# REQUIREMENTS:
What is needed here is an exact copy of every entry.

# THE INPUT:

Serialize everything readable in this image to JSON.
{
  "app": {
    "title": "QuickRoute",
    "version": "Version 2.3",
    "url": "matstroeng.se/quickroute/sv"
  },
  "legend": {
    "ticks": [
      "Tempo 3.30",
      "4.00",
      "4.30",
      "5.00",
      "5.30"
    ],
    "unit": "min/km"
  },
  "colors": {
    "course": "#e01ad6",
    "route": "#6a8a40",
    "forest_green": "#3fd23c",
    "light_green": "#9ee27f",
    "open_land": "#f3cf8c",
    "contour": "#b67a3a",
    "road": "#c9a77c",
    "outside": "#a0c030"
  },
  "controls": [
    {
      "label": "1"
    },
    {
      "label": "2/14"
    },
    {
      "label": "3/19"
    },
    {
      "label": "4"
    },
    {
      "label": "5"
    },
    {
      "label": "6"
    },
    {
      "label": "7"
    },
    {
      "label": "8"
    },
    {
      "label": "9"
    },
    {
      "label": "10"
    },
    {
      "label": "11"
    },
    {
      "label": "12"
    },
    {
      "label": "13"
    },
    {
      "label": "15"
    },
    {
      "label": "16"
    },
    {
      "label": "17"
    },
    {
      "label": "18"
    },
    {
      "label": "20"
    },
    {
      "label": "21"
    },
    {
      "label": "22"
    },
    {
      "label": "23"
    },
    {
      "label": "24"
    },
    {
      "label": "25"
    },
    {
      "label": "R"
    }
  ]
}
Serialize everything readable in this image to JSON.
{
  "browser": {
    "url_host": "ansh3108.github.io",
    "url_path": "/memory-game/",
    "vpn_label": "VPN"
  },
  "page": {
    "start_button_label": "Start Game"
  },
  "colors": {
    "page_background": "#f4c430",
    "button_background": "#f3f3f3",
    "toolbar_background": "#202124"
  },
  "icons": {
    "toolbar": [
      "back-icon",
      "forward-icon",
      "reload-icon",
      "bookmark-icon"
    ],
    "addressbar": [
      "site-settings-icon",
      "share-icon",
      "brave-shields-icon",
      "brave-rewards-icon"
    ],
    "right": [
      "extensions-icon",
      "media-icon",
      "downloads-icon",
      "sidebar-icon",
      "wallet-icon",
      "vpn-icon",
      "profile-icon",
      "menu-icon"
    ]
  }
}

# EXERCISE SOLUTION:
Serialize everything readable in this image to JSON.
{
  "app": {
    "title": "QuickRoute",
    "version": "Version 2.3",
    "url": "matstroeng.se/quickroute/sv"
  },
  "legend": {
    "ticks": [
      "Tempo 3.30",
      "4.00",
      "4.30",
      "5.00",
      "5.30"
    ],
    "unit": "min/km"
  },
  "colors": {
    "course": "#e01ad6",
    "route": "#6a8a40",
    "forest_green": "#3fd23c",
    "light_green": "#9ee27f",
    "open_land": "#f3cf8c",
    "contour": "#b67a3a",
    "road": "#c9a77c",
    "outside": "#a0c030"
  },
  "controls": [
    {
      "label": "1"
    },
    {
      "label": "2/14"
    },
    {
      "label": "3/19"
    },
    {
      "label": "4"
    },
    {
      "label": "5"
    },
    {
      "label": "6"
    },
    {
      "label": "7"
    },
    {
      "label": "8"
    },
    {
      "label": "9"
    },
    {
      "label": "10"
    },
    {
      "label": "11"
    },
    {
      "label": "12"
    },
    {
      "label": "13"
    },
    {
      "label": "15"
    },
    {
      "label": "16"
    },
    {
      "label": "17"
    },
    {
      "label": "18"
    },
    {
      "label": "20"
    },
    {
      "label": "21"
    },
    {
      "label": "22"
    },
    {
      "label": "23"
    },
    {
      "label": "24"
    },
    {
      "label": "25"
    },
    {
      "label": "R"
    }
  ]
}
Serialize everything readable in this image to JSON.
{
  "browser": {
    "url_host": "ansh3108.github.io",
    "url_path": "/memory-game/",
    "vpn_label": "VPN"
  },
  "page": {
    "start_button_label": "Start Game"
  },
  "colors": {
    "page_background": "#f4c430",
    "button_background": "#f3f3f3",
    "toolbar_background": "#202124"
  },
  "icons": {
    "toolbar": [
      "back-icon",
      "forward-icon",
      "reload-icon",
      "bookmark-icon"
    ],
    "addressbar": [
      "site-settings-icon",
      "share-icon",
      "brave-shields-icon",
      "brave-rewards-icon"
    ],
    "right": [
      "extensions-icon",
      "media-icon",
      "downloads-icon",
      "sidebar-icon",
      "wallet-icon",
      "vpn-icon",
      "profile-icon",
      "menu-icon"
    ]
  }
}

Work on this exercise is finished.